Prompt
Quote every line as given.

Data entries
+===+
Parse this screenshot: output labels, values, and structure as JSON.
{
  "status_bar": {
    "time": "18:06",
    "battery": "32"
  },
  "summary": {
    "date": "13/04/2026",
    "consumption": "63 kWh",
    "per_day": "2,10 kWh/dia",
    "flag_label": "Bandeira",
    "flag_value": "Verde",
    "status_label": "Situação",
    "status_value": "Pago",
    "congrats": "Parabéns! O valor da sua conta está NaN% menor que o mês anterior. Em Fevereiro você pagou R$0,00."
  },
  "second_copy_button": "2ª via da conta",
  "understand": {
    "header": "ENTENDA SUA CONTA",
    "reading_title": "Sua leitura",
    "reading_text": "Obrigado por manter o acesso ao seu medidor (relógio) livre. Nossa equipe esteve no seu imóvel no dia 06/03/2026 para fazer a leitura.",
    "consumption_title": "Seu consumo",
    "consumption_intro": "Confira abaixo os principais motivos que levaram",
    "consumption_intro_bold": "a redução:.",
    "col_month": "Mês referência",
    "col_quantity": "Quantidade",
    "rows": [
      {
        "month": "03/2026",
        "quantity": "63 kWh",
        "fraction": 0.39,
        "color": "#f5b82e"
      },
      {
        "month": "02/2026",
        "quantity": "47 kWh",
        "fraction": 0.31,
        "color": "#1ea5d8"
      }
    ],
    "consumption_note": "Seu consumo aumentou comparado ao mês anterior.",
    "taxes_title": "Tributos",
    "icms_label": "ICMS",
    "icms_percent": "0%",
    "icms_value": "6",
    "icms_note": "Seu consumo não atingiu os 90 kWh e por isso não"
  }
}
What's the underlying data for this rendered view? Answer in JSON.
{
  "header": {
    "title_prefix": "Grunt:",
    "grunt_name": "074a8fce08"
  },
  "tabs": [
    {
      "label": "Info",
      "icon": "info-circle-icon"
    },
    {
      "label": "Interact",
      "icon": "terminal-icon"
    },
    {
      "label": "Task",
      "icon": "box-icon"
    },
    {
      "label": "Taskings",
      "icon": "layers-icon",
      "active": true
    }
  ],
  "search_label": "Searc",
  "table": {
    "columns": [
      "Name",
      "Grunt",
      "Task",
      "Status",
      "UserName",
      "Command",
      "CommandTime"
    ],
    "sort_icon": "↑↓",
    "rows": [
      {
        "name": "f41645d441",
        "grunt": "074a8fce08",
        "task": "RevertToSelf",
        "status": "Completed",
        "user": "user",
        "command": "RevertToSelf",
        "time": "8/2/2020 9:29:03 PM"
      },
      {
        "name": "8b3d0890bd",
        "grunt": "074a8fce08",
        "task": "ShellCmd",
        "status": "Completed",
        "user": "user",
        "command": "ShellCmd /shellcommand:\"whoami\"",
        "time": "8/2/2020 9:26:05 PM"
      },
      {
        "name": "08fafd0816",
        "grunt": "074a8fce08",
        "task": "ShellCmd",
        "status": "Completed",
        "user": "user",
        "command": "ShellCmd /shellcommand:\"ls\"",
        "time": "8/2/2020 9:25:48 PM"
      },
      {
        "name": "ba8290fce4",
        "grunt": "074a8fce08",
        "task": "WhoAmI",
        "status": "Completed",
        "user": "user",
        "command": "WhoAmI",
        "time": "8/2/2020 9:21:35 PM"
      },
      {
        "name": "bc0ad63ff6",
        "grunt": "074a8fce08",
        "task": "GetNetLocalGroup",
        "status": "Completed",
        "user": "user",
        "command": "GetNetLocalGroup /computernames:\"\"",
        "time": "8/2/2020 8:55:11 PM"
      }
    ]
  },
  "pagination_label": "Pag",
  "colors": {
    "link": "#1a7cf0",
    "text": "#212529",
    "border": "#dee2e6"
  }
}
+===+
Exercise response
Parse this screenshot: output labels, values, and structure as JSON.
{
  "status_bar": {
    "time": "18:06",
    "battery": "32"
  },
  "summary": {
    "date": "13/04/2026",
    "consumption": "63 kWh",
    "per_day": "2,10 kWh/dia",
    "flag_label": "Bandeira",
    "flag_value": "Verde",
    "status_label": "Situação",
    "status_value": "Pago",
    "congrats": "Parabéns! O valor da sua conta está NaN% menor que o mês anterior. Em Fevereiro você pagou R$0,00."
  },
  "second_copy_button": "2ª via da conta",
  "understand": {
    "header": "ENTENDA SUA CONTA",
    "reading_title": "Sua leitura",
    "reading_text": "Obrigado por manter o acesso ao seu medidor (relógio) livre. Nossa equipe esteve no seu imóvel no dia 06/03/2026 para fazer a leitura.",
    "consumption_title": "Seu consumo",
    "consumption_intro": "Confira abaixo os principais motivos que levaram",
    "consumption_intro_bold": "a redução:.",
    "col_month": "Mês referência",
    "col_quantity": "Quantidade",
    "rows": [
      {
        "month": "03/2026",
        "quantity": "63 kWh",
        "fraction": 0.39,
        "color": "#f5b82e"
      },
      {
        "month": "02/2026",
        "quantity": "47 kWh",
        "fraction": 0.31,
        "color": "#1ea5d8"
      }
    ],
    "consumption_note": "Seu consumo aumentou comparado ao mês anterior.",
    "taxes_title": "Tributos",
    "icms_label": "ICMS",
    "icms_percent": "0%",
    "icms_value": "6",
    "icms_note": "Seu consumo não atingiu os 90 kWh e por isso não"
  }
}
What's the underlying data for this rendered view? Answer in JSON.
{
  "header": {
    "title_prefix": "Grunt:",
    "grunt_name": "074a8fce08"
  },
  "tabs": [
    {
      "label": "Info",
      "icon": "info-circle-icon"
    },
    {
      "label": "Interact",
      "icon": "terminal-icon"
    },
    {
      "label": "Task",
      "icon": "box-icon"
    },
    {
      "label": "Taskings",
      "icon": "layers-icon",
      "active": true
    }
  ],
  "search_label": "Searc",
  "table": {
    "columns": [
      "Name",
      "Grunt",
      "Task",
      "Status",
      "UserName",
      "Command",
      "CommandTime"
    ],
    "sort_icon": "↑↓",
    "rows": [
      {
        "name": "f41645d441",
        "grunt": "074a8fce08",
        "task": "RevertToSelf",
        "status": "Completed",
        "user": "user",
        "command": "RevertToSelf",
        "time": "8/2/2020 9:29:03 PM"
      },
      {
        "name": "8b3d0890bd",
        "grunt": "074a8fce08",
        "task": "ShellCmd",
        "status": "Completed",
        "user": "user",
        "command": "ShellCmd /shellcommand:\"whoami\"",
        "time": "8/2/2020 9:26:05 PM"
      },
      {
        "name": "08fafd0816",
        "grunt": "074a8fce08",
        "task": "ShellCmd",
        "status": "Completed",
        "user": "user",
        "command": "ShellCmd /shellcommand:\"ls\"",
        "time": "8/2/2020 9:25:48 PM"
      },
      {
        "name": "ba8290fce4",
        "grunt": "074a8fce08",
        "task": "WhoAmI",
        "status": "Completed",
        "user": "user",
        "command": "WhoAmI",
        "time": "8/2/2020 9:21:35 PM"
      },
      {
        "name": "bc0ad63ff6",
        "grunt": "074a8fce08",
        "task": "GetNetLocalGroup",
        "status": "Completed",
        "user": "user",
        "command": "GetNetLocalGroup /computernames:\"\"",
        "time": "8/2/2020 8:55:11 PM"
      }
    ]
  },
  "pagination_label": "Pag",
  "colors": {
    "link": "#1a7cf0",
    "text": "#212529",
    "border": "#dee2e6"
  }
}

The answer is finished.